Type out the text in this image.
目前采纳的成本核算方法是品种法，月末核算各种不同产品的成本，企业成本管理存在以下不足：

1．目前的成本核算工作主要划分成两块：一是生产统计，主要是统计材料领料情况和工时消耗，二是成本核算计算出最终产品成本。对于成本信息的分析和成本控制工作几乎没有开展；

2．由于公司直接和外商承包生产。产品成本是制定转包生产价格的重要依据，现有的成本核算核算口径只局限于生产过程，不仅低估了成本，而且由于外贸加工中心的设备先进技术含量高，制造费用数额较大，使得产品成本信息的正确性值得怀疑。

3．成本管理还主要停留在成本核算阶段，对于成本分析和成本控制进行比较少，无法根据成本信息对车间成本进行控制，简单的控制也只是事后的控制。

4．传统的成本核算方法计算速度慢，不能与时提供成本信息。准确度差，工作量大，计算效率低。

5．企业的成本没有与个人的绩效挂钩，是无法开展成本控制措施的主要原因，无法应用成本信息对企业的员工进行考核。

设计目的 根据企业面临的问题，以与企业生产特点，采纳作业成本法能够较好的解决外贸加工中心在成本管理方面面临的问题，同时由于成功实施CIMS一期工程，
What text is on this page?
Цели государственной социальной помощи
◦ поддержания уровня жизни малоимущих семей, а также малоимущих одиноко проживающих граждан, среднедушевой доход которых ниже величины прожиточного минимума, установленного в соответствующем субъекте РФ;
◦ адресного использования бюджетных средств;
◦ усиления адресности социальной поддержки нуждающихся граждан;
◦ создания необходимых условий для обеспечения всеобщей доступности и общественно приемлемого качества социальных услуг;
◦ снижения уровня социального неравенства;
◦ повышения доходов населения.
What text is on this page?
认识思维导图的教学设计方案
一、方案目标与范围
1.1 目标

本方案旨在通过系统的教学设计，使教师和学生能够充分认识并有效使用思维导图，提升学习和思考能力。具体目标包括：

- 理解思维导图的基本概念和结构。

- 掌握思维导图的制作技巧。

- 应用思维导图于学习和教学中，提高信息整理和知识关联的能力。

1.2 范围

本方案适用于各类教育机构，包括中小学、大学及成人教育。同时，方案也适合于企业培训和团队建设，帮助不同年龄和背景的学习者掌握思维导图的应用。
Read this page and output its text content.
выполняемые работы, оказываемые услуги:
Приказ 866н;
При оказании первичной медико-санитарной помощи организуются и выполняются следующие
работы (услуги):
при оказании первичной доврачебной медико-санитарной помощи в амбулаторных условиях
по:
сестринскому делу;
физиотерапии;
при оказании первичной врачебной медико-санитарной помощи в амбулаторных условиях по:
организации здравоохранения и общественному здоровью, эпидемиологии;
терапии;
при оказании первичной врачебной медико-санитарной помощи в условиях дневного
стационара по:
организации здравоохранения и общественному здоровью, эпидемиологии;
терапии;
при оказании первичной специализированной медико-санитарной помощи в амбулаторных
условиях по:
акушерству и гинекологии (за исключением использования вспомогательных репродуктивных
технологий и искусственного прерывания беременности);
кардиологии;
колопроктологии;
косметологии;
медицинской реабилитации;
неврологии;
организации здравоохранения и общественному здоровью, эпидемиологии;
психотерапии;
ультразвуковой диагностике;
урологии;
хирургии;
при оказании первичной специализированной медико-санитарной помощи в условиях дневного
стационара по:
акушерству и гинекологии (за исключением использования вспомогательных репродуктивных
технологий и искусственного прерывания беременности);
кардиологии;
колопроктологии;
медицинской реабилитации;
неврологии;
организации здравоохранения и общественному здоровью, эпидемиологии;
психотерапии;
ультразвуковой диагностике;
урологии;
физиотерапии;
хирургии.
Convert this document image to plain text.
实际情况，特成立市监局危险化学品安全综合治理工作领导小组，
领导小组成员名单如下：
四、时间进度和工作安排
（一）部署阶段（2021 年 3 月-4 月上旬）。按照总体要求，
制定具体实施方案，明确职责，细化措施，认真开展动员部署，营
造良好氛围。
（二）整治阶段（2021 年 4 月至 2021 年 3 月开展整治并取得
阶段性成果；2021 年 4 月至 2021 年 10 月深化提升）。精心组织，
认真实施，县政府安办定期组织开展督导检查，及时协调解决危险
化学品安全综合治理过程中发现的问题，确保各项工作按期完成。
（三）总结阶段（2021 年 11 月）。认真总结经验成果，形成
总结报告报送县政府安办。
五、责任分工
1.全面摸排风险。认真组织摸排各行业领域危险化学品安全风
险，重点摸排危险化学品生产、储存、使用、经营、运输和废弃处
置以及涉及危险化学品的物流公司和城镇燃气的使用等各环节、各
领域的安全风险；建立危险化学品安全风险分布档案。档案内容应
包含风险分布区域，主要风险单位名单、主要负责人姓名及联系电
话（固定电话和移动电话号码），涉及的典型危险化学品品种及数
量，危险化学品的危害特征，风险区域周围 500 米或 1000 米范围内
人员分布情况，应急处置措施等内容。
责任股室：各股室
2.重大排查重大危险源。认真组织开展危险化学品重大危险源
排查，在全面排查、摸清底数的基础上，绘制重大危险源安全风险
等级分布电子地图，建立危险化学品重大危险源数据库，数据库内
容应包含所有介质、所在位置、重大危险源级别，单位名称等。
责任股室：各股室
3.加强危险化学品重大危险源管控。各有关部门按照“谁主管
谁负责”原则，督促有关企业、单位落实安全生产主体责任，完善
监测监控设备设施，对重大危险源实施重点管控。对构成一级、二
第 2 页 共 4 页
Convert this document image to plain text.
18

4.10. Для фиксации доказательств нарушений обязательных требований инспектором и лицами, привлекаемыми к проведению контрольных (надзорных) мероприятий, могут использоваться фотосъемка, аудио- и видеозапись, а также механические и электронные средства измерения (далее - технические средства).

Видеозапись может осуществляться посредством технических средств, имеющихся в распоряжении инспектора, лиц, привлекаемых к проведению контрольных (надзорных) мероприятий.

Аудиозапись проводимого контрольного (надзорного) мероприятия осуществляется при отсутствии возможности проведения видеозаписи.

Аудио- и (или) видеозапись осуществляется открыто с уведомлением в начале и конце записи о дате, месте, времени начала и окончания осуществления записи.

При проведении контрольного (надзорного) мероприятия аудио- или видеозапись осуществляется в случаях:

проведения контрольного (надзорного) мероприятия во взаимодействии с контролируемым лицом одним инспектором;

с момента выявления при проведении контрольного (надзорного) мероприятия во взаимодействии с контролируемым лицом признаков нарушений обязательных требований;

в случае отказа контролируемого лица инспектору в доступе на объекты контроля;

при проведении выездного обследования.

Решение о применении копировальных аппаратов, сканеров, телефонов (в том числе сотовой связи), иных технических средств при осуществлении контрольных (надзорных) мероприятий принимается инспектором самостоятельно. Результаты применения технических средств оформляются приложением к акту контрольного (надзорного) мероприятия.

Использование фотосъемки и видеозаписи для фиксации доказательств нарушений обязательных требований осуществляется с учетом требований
☆ ☆ ☆
SHORT PROBLEM.
Copy every line above that holds the word "инспектором".

FULL ANSWER.
4.10. Для фиксации доказательств нарушений обязательных требований инспектором и лицами, привлекаемыми к проведению контрольных (надзорных) мероприятий, могут использоваться фотосъемка, аудио- и видеозапись, а также механические и электронные средства измерения (далее - технические средства).
проведения контрольного (надзорного) мероприятия во взаимодействии с контролируемым лицом одним инспектором;
Решение о применении копировальных аппаратов, сканеров, телефонов (в том числе сотовой связи), иных технических средств при осуществлении контрольных (надзорных) мероприятий принимается инспектором самостоятельно. Результаты применения технических средств оформляются приложением к акту контрольного (надзорного) мероприятия.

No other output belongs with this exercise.